- _WHAT IS ASKED_
Records follow. Copy every line with "text".

Records excerpted from a collection

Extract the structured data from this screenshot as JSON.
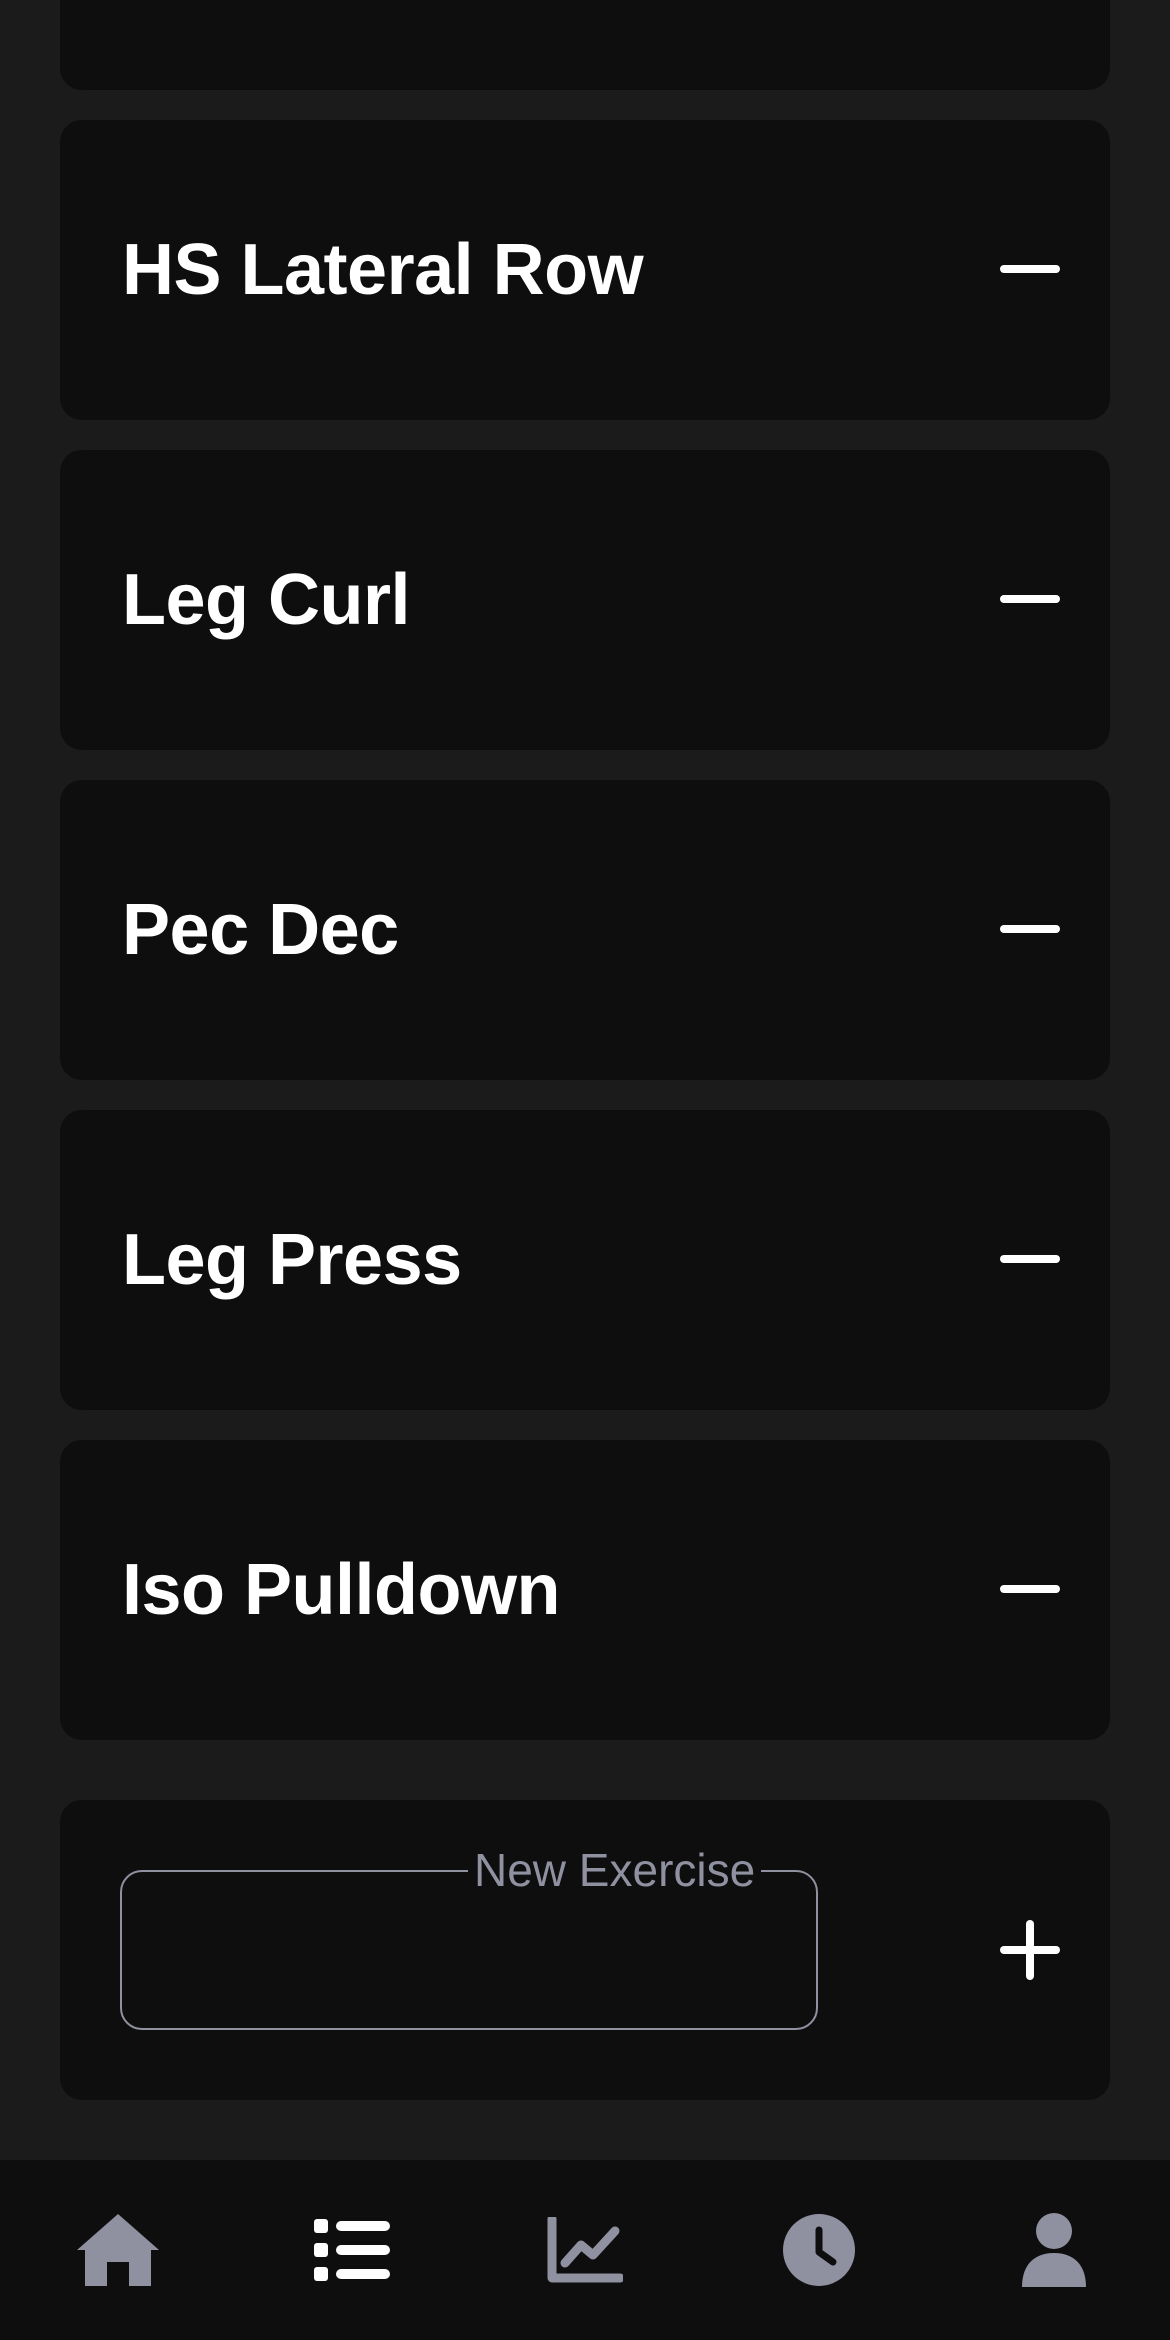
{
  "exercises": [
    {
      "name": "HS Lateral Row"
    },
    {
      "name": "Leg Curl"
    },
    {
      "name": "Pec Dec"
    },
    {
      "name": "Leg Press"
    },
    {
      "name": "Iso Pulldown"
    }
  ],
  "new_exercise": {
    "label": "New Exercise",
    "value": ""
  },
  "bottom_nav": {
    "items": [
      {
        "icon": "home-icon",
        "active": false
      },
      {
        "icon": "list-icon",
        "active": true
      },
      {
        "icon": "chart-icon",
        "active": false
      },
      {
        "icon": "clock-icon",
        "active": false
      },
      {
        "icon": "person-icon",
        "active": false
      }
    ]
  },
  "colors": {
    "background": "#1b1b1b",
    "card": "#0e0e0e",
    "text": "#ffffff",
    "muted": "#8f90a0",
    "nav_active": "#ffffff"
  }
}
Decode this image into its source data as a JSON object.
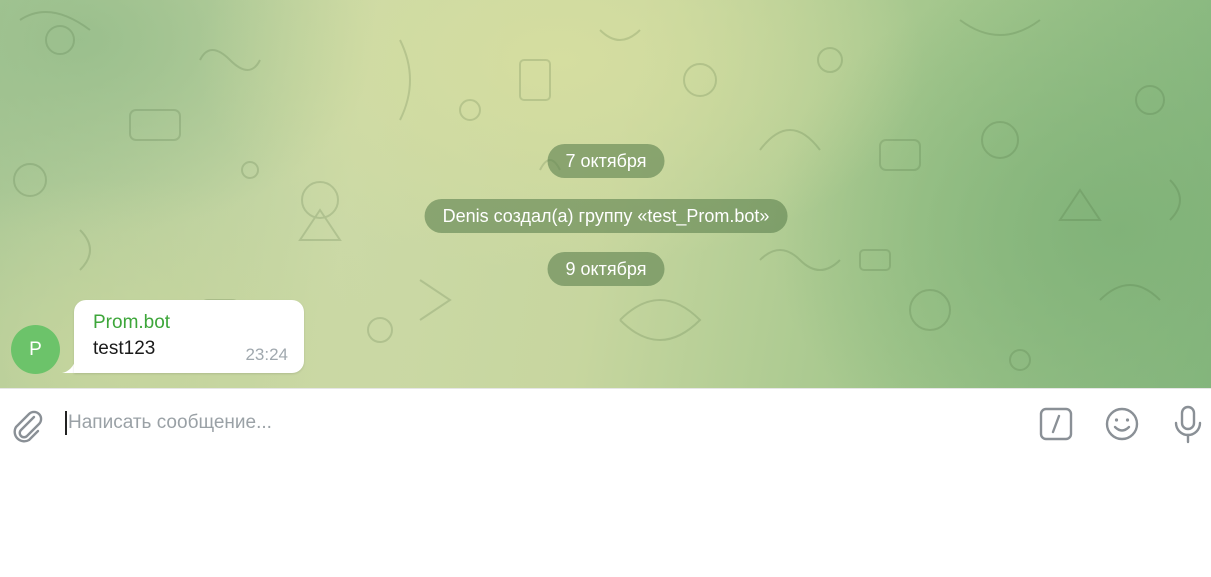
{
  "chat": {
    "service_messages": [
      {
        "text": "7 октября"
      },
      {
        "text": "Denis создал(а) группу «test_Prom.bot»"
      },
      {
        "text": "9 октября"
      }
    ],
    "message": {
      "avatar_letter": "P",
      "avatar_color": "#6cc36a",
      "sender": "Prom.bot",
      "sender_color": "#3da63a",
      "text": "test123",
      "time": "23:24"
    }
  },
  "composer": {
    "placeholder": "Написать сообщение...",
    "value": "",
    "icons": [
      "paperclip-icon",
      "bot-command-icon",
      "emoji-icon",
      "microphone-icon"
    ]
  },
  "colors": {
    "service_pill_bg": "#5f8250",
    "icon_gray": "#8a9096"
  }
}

- _OUTPUT BELOW_
    "text": "#ffffff",
        "text": "7 октября"
        "text": "Denis создал(а) группу «test_Prom.bot»"
        "text": "9 октября"
      "text": "test123",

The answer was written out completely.